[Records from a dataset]
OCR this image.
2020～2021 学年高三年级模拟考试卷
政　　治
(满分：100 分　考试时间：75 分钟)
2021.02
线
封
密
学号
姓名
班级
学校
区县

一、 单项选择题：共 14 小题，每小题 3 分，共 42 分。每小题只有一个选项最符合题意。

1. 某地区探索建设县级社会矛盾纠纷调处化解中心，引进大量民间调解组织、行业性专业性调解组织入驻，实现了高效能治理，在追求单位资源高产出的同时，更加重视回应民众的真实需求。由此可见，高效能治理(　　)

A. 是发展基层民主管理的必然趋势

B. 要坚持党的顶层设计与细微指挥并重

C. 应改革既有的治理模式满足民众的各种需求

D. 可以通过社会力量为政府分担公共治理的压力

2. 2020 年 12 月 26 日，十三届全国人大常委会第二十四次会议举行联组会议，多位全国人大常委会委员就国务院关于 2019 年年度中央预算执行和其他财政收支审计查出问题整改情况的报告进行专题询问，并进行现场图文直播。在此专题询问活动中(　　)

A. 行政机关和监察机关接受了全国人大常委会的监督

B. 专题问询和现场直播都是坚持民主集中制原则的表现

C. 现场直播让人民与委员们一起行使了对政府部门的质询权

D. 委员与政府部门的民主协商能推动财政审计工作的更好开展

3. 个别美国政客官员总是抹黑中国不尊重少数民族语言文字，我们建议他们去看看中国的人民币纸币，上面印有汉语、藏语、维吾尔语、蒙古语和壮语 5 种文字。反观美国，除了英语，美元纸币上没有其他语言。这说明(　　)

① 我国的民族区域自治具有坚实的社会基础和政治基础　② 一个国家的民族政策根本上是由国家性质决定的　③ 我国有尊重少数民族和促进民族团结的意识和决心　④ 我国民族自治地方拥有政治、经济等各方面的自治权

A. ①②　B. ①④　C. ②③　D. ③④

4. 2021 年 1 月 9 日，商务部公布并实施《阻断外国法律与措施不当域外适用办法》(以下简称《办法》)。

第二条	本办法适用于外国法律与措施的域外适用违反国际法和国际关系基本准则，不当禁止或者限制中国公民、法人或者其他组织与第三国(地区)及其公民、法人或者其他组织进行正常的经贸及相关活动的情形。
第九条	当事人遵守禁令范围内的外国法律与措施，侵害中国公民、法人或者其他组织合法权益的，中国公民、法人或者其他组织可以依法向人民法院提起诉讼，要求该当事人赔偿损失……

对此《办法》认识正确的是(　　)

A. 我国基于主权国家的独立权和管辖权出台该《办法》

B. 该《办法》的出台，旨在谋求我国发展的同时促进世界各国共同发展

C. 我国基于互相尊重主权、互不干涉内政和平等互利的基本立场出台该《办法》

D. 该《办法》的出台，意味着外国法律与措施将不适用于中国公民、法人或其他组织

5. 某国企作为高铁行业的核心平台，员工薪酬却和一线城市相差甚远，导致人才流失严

## SHORT TASK
Print out all the entries precisely as written.

## RESULT FOR THIS TASK
OCR this image.
2020～2021 学年高三年级模拟考试卷
政　　治
(满分：100 分　考试时间：75 分钟)
2021.02
线
封
密
学号
姓名
班级
学校
区县

一、 单项选择题：共 14 小题，每小题 3 分，共 42 分。每小题只有一个选项最符合题意。

1. 某地区探索建设县级社会矛盾纠纷调处化解中心，引进大量民间调解组织、行业性专业性调解组织入驻，实现了高效能治理，在追求单位资源高产出的同时，更加重视回应民众的真实需求。由此可见，高效能治理(　　)

A. 是发展基层民主管理的必然趋势

B. 要坚持党的顶层设计与细微指挥并重

C. 应改革既有的治理模式满足民众的各种需求

D. 可以通过社会力量为政府分担公共治理的压力

2. 2020 年 12 月 26 日，十三届全国人大常委会第二十四次会议举行联组会议，多位全国人大常委会委员就国务院关于 2019 年年度中央预算执行和其他财政收支审计查出问题整改情况的报告进行专题询问，并进行现场图文直播。在此专题询问活动中(　　)

A. 行政机关和监察机关接受了全国人大常委会的监督

B. 专题问询和现场直播都是坚持民主集中制原则的表现

C. 现场直播让人民与委员们一起行使了对政府部门的质询权

D. 委员与政府部门的民主协商能推动财政审计工作的更好开展

3. 个别美国政客官员总是抹黑中国不尊重少数民族语言文字，我们建议他们去看看中国的人民币纸币，上面印有汉语、藏语、维吾尔语、蒙古语和壮语 5 种文字。反观美国，除了英语，美元纸币上没有其他语言。这说明(　　)

① 我国的民族区域自治具有坚实的社会基础和政治基础　② 一个国家的民族政策根本上是由国家性质决定的　③ 我国有尊重少数民族和促进民族团结的意识和决心　④ 我国民族自治地方拥有政治、经济等各方面的自治权

A. ①②　B. ①④　C. ②③　D. ③④

4. 2021 年 1 月 9 日，商务部公布并实施《阻断外国法律与措施不当域外适用办法》(以下简称《办法》)。

第二条	本办法适用于外国法律与措施的域外适用违反国际法和国际关系基本准则，不当禁止或者限制中国公民、法人或者其他组织与第三国(地区)及其公民、法人或者其他组织进行正常的经贸及相关活动的情形。
第九条	当事人遵守禁令范围内的外国法律与措施，侵害中国公民、法人或者其他组织合法权益的，中国公民、法人或者其他组织可以依法向人民法院提起诉讼，要求该当事人赔偿损失……

对此《办法》认识正确的是(　　)

A. 我国基于主权国家的独立权和管辖权出台该《办法》

B. 该《办法》的出台，旨在谋求我国发展的同时促进世界各国共同发展

C. 我国基于互相尊重主权、互不干涉内政和平等互利的基本立场出台该《办法》

D. 该《办法》的出台，意味着外国法律与措施将不适用于中国公民、法人或其他组织

5. 某国企作为高铁行业的核心平台，员工薪酬却和一线城市相差甚远，导致人才流失严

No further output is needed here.